**GIVEN PROBLEM:**
Omit all pictures. Quote only the lines from the one with "What data populates" through the end of the material below.

== THE DATA

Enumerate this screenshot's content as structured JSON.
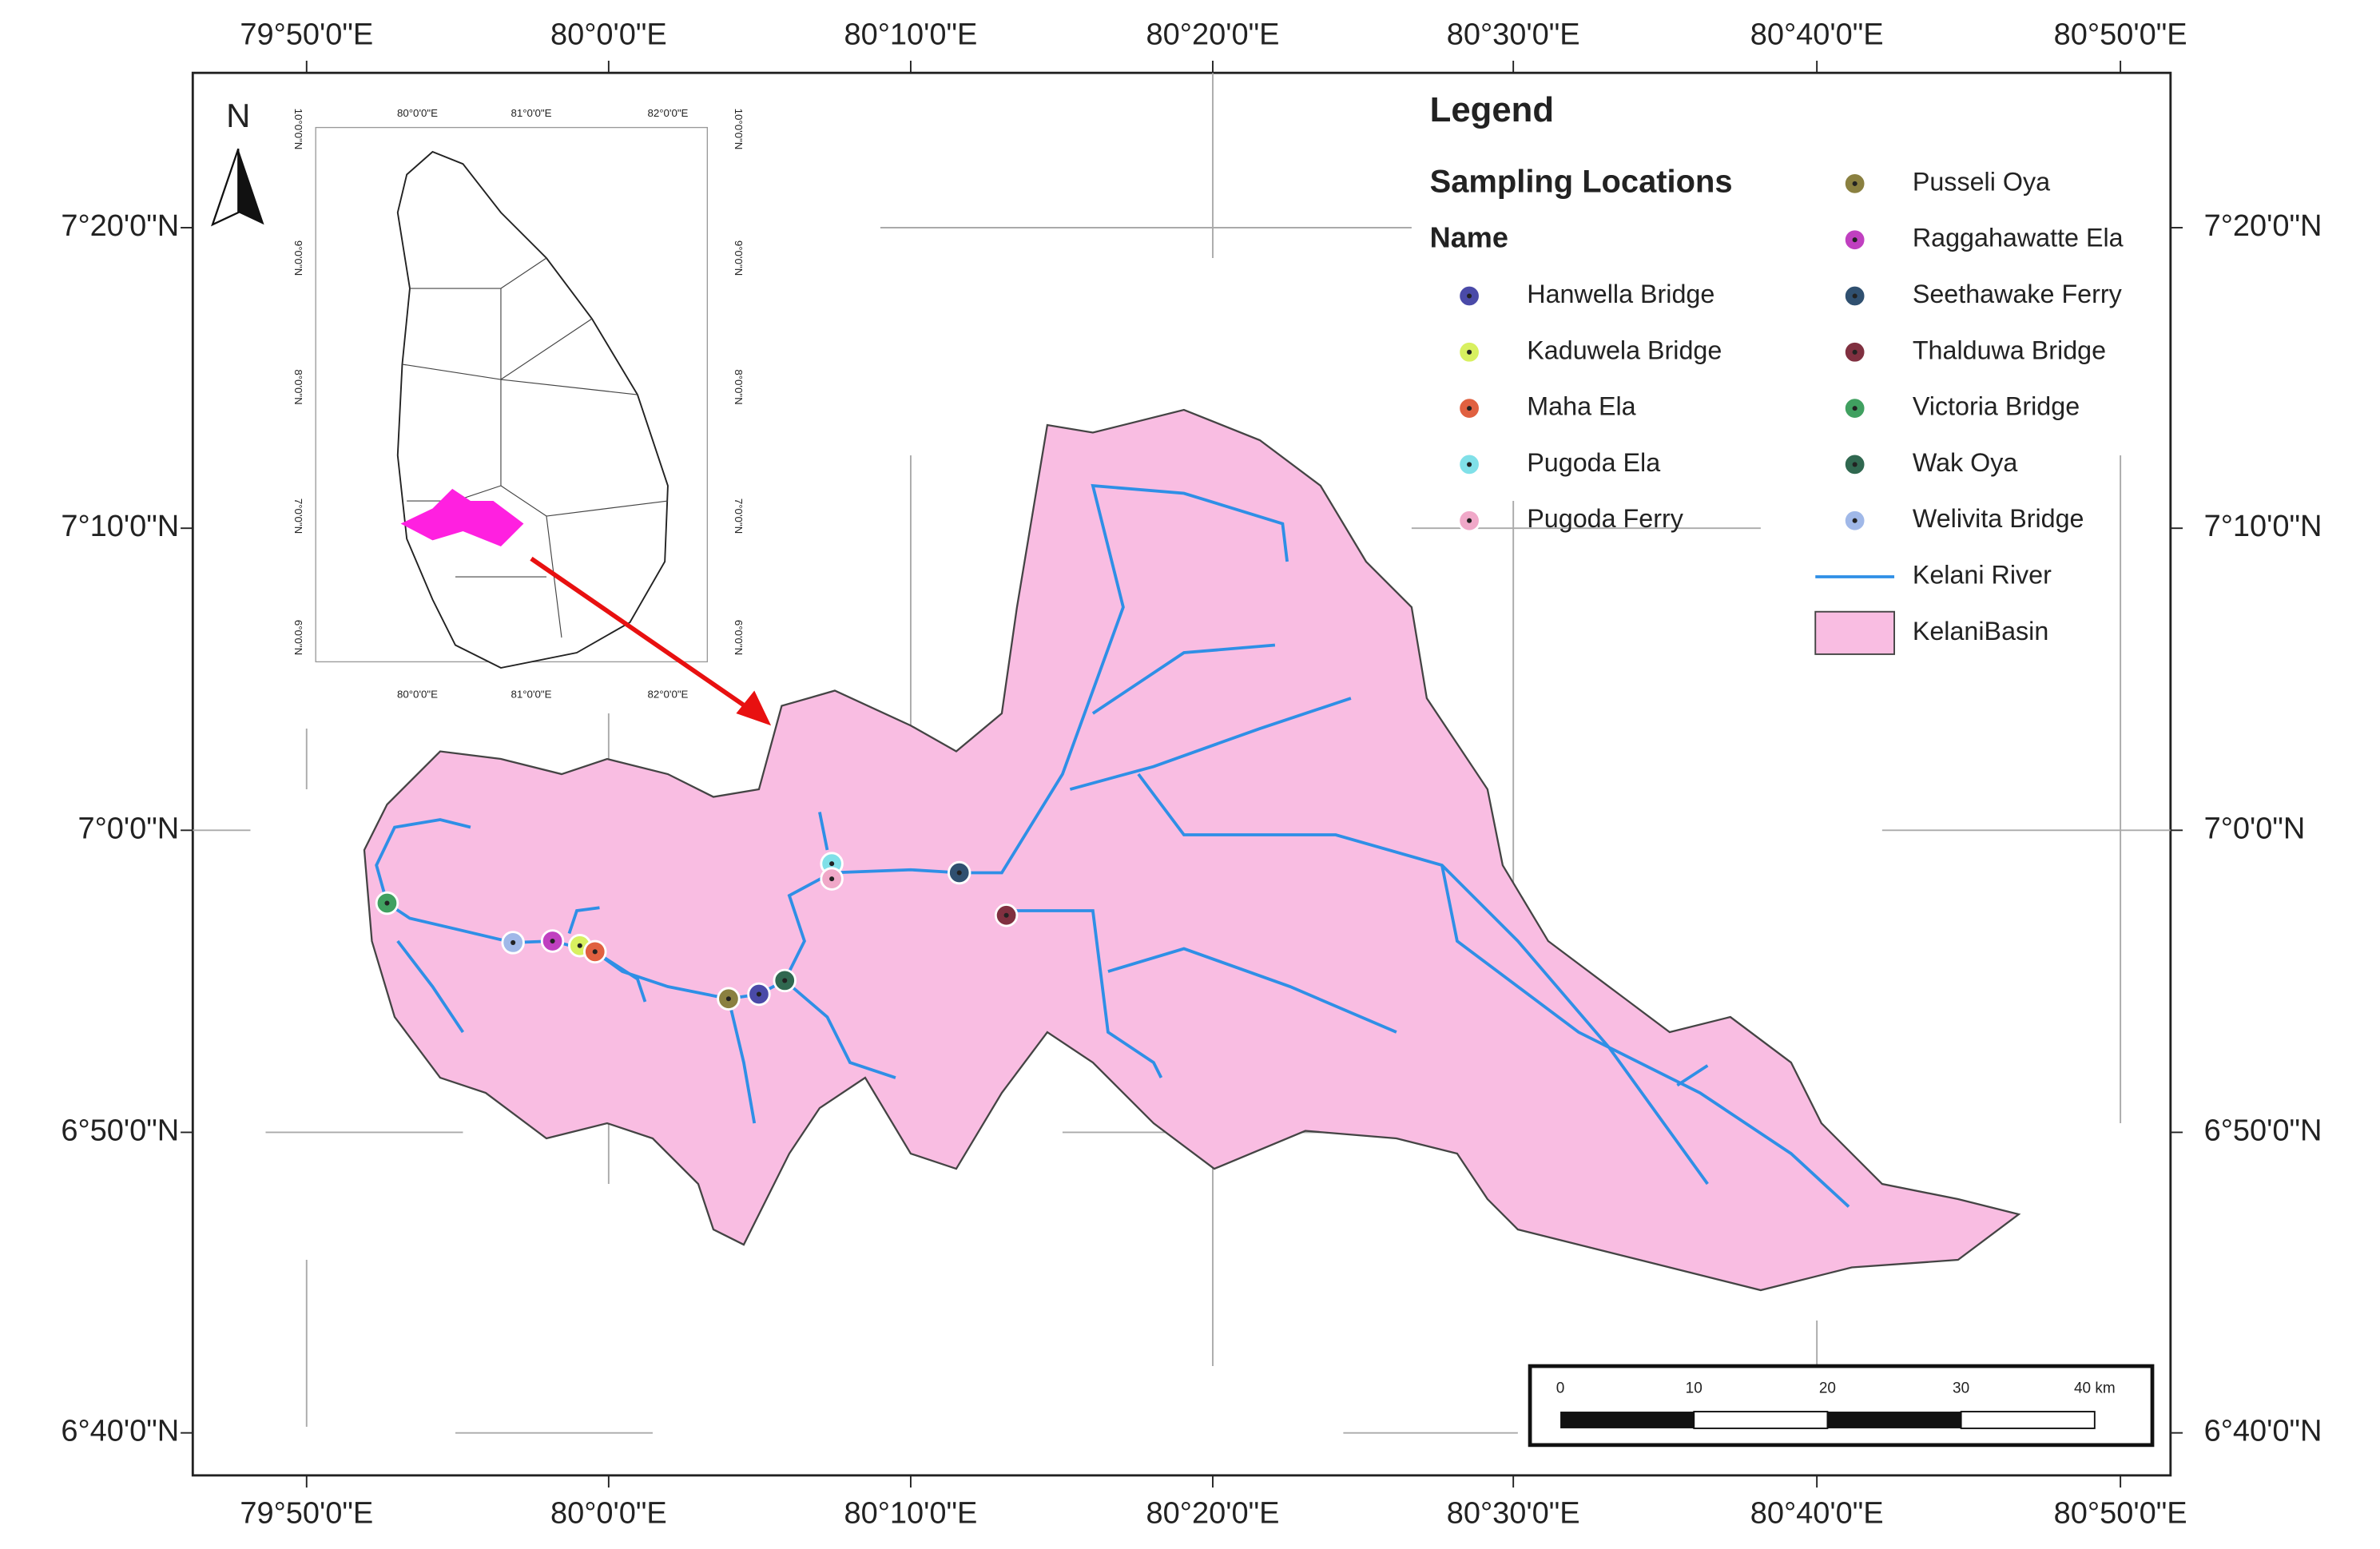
{
  "map": {
    "top_labels": [
      "79°50'0\"E",
      "80°0'0\"E",
      "80°10'0\"E",
      "80°20'0\"E",
      "80°30'0\"E",
      "80°40'0\"E",
      "80°50'0\"E"
    ],
    "bottom_labels": [
      "79°50'0\"E",
      "80°0'0\"E",
      "80°10'0\"E",
      "80°20'0\"E",
      "80°30'0\"E",
      "80°40'0\"E",
      "80°50'0\"E"
    ],
    "left_labels": [
      "7°20'0\"N",
      "7°10'0\"N",
      "7°0'0\"N",
      "6°50'0\"N",
      "6°40'0\"N"
    ],
    "right_labels": [
      "7°20'0\"N",
      "7°10'0\"N",
      "7°0'0\"N",
      "6°50'0\"N",
      "6°40'0\"N"
    ],
    "north": "N"
  },
  "inset": {
    "top_labels": [
      "80°0'0\"E",
      "81°0'0\"E",
      "82°0'0\"E"
    ],
    "bottom_labels": [
      "80°0'0\"E",
      "81°0'0\"E",
      "82°0'0\"E"
    ],
    "left_labels": [
      "10°0'0\"N",
      "9°0'0\"N",
      "8°0'0\"N",
      "7°0'0\"N",
      "6°0'0\"N"
    ],
    "right_labels": [
      "10°0'0\"N",
      "9°0'0\"N",
      "8°0'0\"N",
      "7°0'0\"N",
      "6°0'0\"N"
    ]
  },
  "legend": {
    "title": "Legend",
    "subtitle": "Sampling Locations",
    "field": "Name",
    "stations": [
      {
        "name": "Hanwella Bridge",
        "color": "#4a4aa8"
      },
      {
        "name": "Kaduwela Bridge",
        "color": "#d8f060"
      },
      {
        "name": "Maha Ela",
        "color": "#e06040"
      },
      {
        "name": "Pugoda Ela",
        "color": "#80e0e8"
      },
      {
        "name": "Pugoda Ferry",
        "color": "#f0a8c8"
      },
      {
        "name": "Pusseli Oya",
        "color": "#8a8040"
      },
      {
        "name": "Raggahawatte Ela",
        "color": "#c040c0"
      },
      {
        "name": "Seethawake Ferry",
        "color": "#305070"
      },
      {
        "name": "Thalduwa Bridge",
        "color": "#803040"
      },
      {
        "name": "Victoria Bridge",
        "color": "#40a060"
      },
      {
        "name": "Wak Oya",
        "color": "#306850"
      },
      {
        "name": "Welivita Bridge",
        "color": "#a0b8e8"
      }
    ],
    "river": "Kelani River",
    "basin": "KelaniBasin"
  },
  "scale_bar": {
    "labels": [
      "0",
      "10",
      "20",
      "30",
      "40 km"
    ]
  }
}
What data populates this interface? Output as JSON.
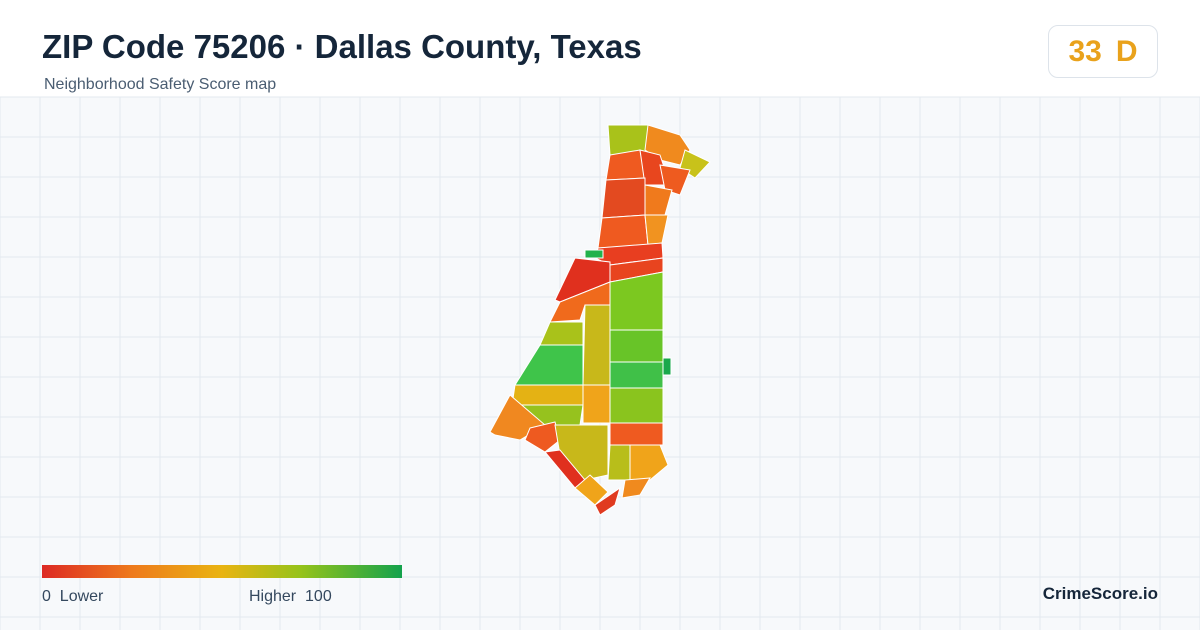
{
  "header": {
    "title": "ZIP Code 75206 · Dallas County, Texas",
    "subtitle": "Neighborhood Safety Score map"
  },
  "score": {
    "value": "33",
    "grade": "D"
  },
  "legend": {
    "min": "0",
    "min_label": "Lower",
    "max_label": "Higher",
    "max": "100"
  },
  "brand": "CrimeScore.io"
}
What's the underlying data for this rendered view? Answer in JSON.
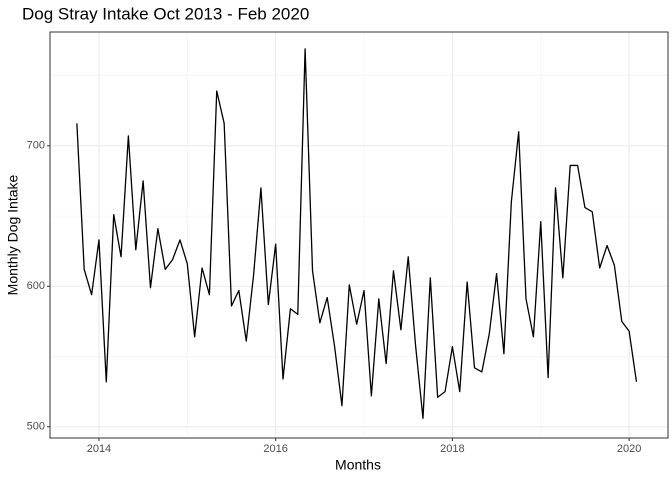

====

**EXERCISE SOLUTION:**
What data populates this interface? Output as JSON.
{
  "header": {
    "title": "ZIP Code 75206 · Dallas County, Texas",
    "subtitle": "Neighborhood Safety Score map"
  },
  "score": {
    "value": "33",
    "grade": "D"
  },
  "legend": {
    "min": "0",
    "min_label": "Lower",
    "max_label": "Higher",
    "max": "100"
  },
  "brand": "CrimeScore.io"
}
What's the underlying data for this rendered view? Answer in JSON.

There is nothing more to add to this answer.